- [Request]: Extract the whole listing as it stands. Do not include the pictures.

- [Record list]:

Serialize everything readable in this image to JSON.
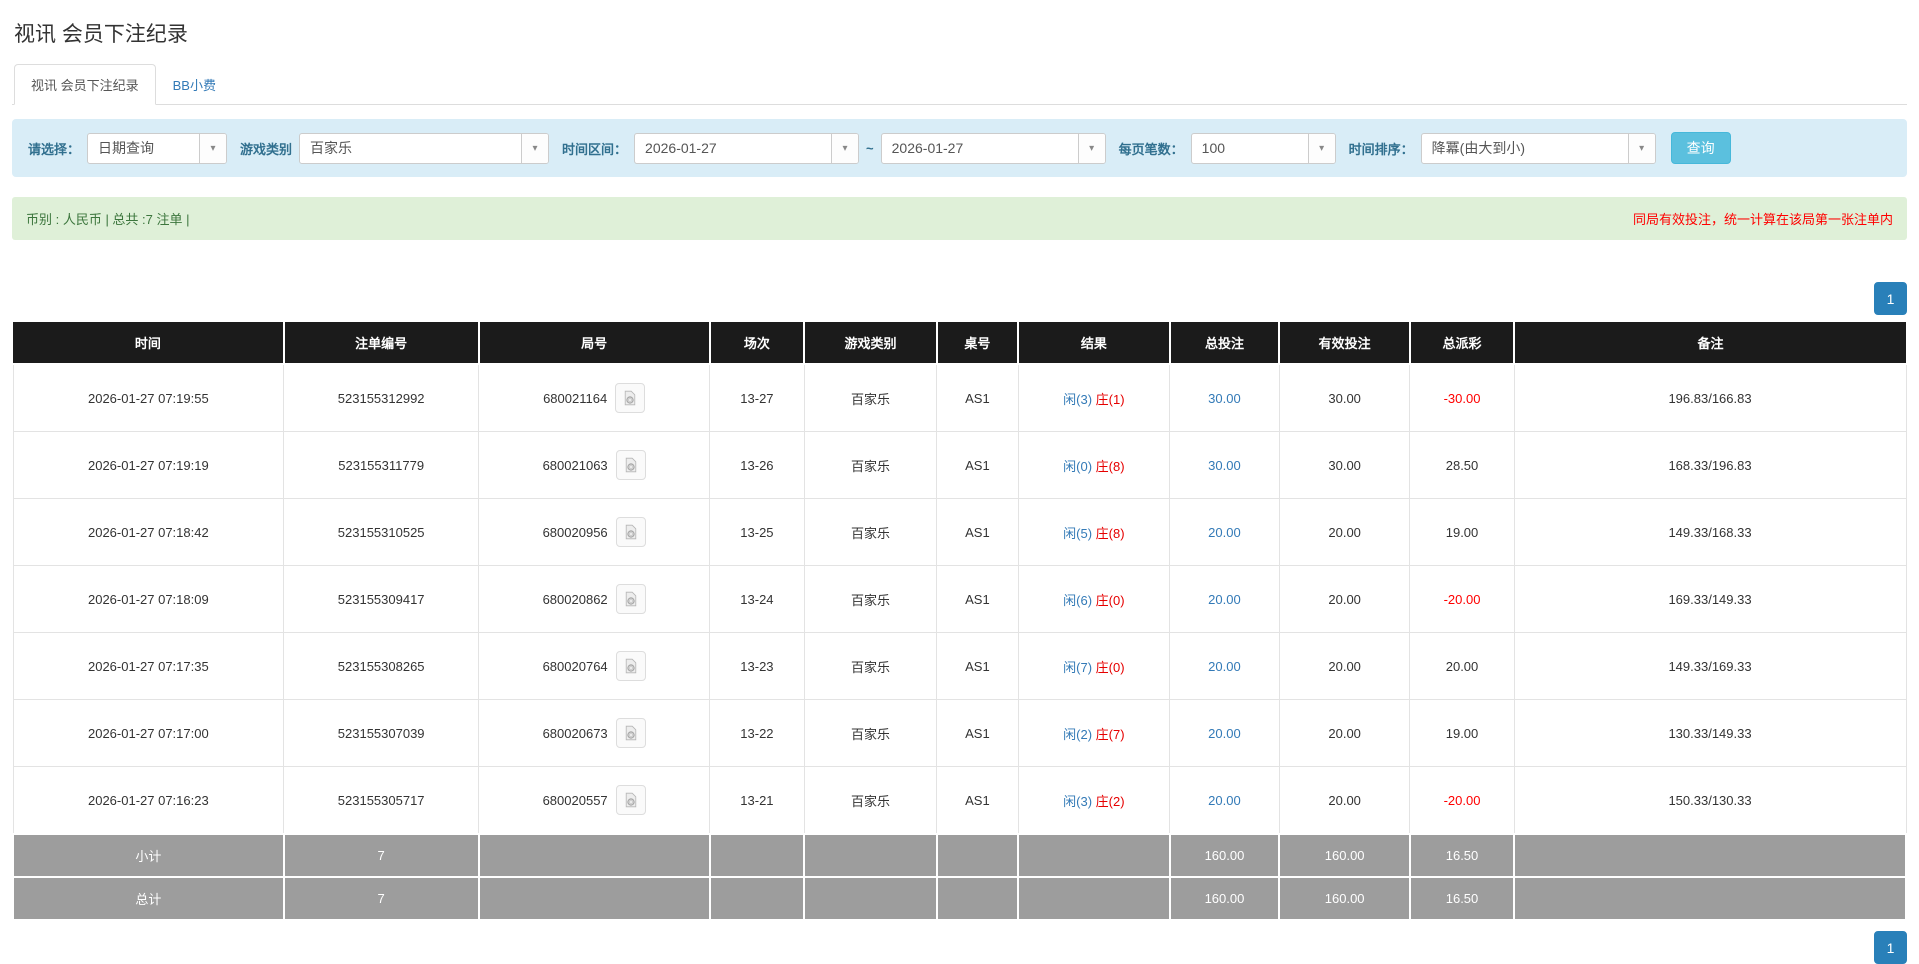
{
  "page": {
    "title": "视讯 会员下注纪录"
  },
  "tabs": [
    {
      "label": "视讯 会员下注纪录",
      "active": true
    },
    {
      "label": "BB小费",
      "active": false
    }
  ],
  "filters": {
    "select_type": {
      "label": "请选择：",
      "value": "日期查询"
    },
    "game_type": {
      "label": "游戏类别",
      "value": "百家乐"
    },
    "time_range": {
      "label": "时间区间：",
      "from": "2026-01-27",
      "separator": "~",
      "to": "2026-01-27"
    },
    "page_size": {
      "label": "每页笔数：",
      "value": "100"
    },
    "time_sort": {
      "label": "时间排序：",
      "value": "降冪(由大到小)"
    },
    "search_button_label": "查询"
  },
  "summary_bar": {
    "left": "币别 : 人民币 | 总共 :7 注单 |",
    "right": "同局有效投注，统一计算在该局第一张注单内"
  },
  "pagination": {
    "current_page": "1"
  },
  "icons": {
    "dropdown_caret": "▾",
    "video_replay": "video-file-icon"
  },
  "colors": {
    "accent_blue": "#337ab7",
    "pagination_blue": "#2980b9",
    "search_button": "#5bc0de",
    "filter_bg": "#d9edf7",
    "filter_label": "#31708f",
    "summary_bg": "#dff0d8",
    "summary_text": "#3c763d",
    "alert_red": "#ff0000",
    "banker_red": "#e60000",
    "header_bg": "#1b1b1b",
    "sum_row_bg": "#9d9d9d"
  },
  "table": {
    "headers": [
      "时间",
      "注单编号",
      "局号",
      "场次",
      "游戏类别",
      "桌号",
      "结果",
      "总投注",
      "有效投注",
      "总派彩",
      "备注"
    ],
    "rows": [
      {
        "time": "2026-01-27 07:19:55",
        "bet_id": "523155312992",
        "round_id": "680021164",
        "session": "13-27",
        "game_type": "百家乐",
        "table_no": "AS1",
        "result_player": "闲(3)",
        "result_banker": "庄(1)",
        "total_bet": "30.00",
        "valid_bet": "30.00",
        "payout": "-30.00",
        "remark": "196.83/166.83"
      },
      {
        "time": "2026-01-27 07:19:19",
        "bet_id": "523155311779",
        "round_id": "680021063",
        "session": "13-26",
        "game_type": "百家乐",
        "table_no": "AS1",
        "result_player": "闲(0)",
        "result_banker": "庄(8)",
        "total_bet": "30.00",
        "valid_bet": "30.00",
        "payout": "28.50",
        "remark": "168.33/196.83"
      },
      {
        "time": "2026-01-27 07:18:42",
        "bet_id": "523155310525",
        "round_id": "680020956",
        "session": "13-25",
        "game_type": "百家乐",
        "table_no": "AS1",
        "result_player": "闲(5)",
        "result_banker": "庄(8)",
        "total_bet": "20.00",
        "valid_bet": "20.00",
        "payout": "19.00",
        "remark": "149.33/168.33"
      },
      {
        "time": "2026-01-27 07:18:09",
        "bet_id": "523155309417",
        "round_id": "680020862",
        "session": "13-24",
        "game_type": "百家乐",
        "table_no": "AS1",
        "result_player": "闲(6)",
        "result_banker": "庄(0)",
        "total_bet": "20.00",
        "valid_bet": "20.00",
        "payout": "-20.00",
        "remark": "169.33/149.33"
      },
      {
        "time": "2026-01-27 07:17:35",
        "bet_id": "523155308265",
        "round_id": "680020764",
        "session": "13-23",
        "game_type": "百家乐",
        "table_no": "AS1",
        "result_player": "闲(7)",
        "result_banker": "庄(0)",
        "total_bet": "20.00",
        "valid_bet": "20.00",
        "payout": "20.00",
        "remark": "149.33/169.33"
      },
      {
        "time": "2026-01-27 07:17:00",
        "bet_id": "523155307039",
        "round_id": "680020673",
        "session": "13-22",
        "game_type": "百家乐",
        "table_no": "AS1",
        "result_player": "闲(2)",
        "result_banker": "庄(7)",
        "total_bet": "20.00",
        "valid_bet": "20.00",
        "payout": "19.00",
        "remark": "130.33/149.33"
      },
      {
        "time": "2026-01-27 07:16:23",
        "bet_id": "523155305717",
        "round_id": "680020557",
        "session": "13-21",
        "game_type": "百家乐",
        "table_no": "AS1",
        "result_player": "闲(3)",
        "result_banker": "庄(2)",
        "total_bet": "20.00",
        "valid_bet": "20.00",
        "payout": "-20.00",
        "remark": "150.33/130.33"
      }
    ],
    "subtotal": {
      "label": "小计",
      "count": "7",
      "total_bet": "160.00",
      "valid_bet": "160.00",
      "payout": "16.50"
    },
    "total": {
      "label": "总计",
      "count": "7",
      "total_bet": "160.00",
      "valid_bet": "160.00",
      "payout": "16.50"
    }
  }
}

- [Complete output]:
Serialize everything readable in this image to JSON.
{
  "page": {
    "title": "视讯 会员下注纪录"
  },
  "tabs": [
    {
      "label": "视讯 会员下注纪录",
      "active": true
    },
    {
      "label": "BB小费",
      "active": false
    }
  ],
  "filters": {
    "select_type": {
      "label": "请选择：",
      "value": "日期查询"
    },
    "game_type": {
      "label": "游戏类别",
      "value": "百家乐"
    },
    "time_range": {
      "label": "时间区间：",
      "from": "2026-01-27",
      "separator": "~",
      "to": "2026-01-27"
    },
    "page_size": {
      "label": "每页笔数：",
      "value": "100"
    },
    "time_sort": {
      "label": "时间排序：",
      "value": "降冪(由大到小)"
    },
    "search_button_label": "查询"
  },
  "summary_bar": {
    "left": "币别 : 人民币 | 总共 :7 注单 |",
    "right": "同局有效投注，统一计算在该局第一张注单内"
  },
  "pagination": {
    "current_page": "1"
  },
  "icons": {
    "dropdown_caret": "▾",
    "video_replay": "video-file-icon"
  },
  "colors": {
    "accent_blue": "#337ab7",
    "pagination_blue": "#2980b9",
    "search_button": "#5bc0de",
    "filter_bg": "#d9edf7",
    "filter_label": "#31708f",
    "summary_bg": "#dff0d8",
    "summary_text": "#3c763d",
    "alert_red": "#ff0000",
    "banker_red": "#e60000",
    "header_bg": "#1b1b1b",
    "sum_row_bg": "#9d9d9d"
  },
  "table": {
    "headers": [
      "时间",
      "注单编号",
      "局号",
      "场次",
      "游戏类别",
      "桌号",
      "结果",
      "总投注",
      "有效投注",
      "总派彩",
      "备注"
    ],
    "rows": [
      {
        "time": "2026-01-27 07:19:55",
        "bet_id": "523155312992",
        "round_id": "680021164",
        "session": "13-27",
        "game_type": "百家乐",
        "table_no": "AS1",
        "result_player": "闲(3)",
        "result_banker": "庄(1)",
        "total_bet": "30.00",
        "valid_bet": "30.00",
        "payout": "-30.00",
        "remark": "196.83/166.83"
      },
      {
        "time": "2026-01-27 07:19:19",
        "bet_id": "523155311779",
        "round_id": "680021063",
        "session": "13-26",
        "game_type": "百家乐",
        "table_no": "AS1",
        "result_player": "闲(0)",
        "result_banker": "庄(8)",
        "total_bet": "30.00",
        "valid_bet": "30.00",
        "payout": "28.50",
        "remark": "168.33/196.83"
      },
      {
        "time": "2026-01-27 07:18:42",
        "bet_id": "523155310525",
        "round_id": "680020956",
        "session": "13-25",
        "game_type": "百家乐",
        "table_no": "AS1",
        "result_player": "闲(5)",
        "result_banker": "庄(8)",
        "total_bet": "20.00",
        "valid_bet": "20.00",
        "payout": "19.00",
        "remark": "149.33/168.33"
      },
      {
        "time": "2026-01-27 07:18:09",
        "bet_id": "523155309417",
        "round_id": "680020862",
        "session": "13-24",
        "game_type": "百家乐",
        "table_no": "AS1",
        "result_player": "闲(6)",
        "result_banker": "庄(0)",
        "total_bet": "20.00",
        "valid_bet": "20.00",
        "payout": "-20.00",
        "remark": "169.33/149.33"
      },
      {
        "time": "2026-01-27 07:17:35",
        "bet_id": "523155308265",
        "round_id": "680020764",
        "session": "13-23",
        "game_type": "百家乐",
        "table_no": "AS1",
        "result_player": "闲(7)",
        "result_banker": "庄(0)",
        "total_bet": "20.00",
        "valid_bet": "20.00",
        "payout": "20.00",
        "remark": "149.33/169.33"
      },
      {
        "time": "2026-01-27 07:17:00",
        "bet_id": "523155307039",
        "round_id": "680020673",
        "session": "13-22",
        "game_type": "百家乐",
        "table_no": "AS1",
        "result_player": "闲(2)",
        "result_banker": "庄(7)",
        "total_bet": "20.00",
        "valid_bet": "20.00",
        "payout": "19.00",
        "remark": "130.33/149.33"
      },
      {
        "time": "2026-01-27 07:16:23",
        "bet_id": "523155305717",
        "round_id": "680020557",
        "session": "13-21",
        "game_type": "百家乐",
        "table_no": "AS1",
        "result_player": "闲(3)",
        "result_banker": "庄(2)",
        "total_bet": "20.00",
        "valid_bet": "20.00",
        "payout": "-20.00",
        "remark": "150.33/130.33"
      }
    ],
    "subtotal": {
      "label": "小计",
      "count": "7",
      "total_bet": "160.00",
      "valid_bet": "160.00",
      "payout": "16.50"
    },
    "total": {
      "label": "总计",
      "count": "7",
      "total_bet": "160.00",
      "valid_bet": "160.00",
      "payout": "16.50"
    }
  }
}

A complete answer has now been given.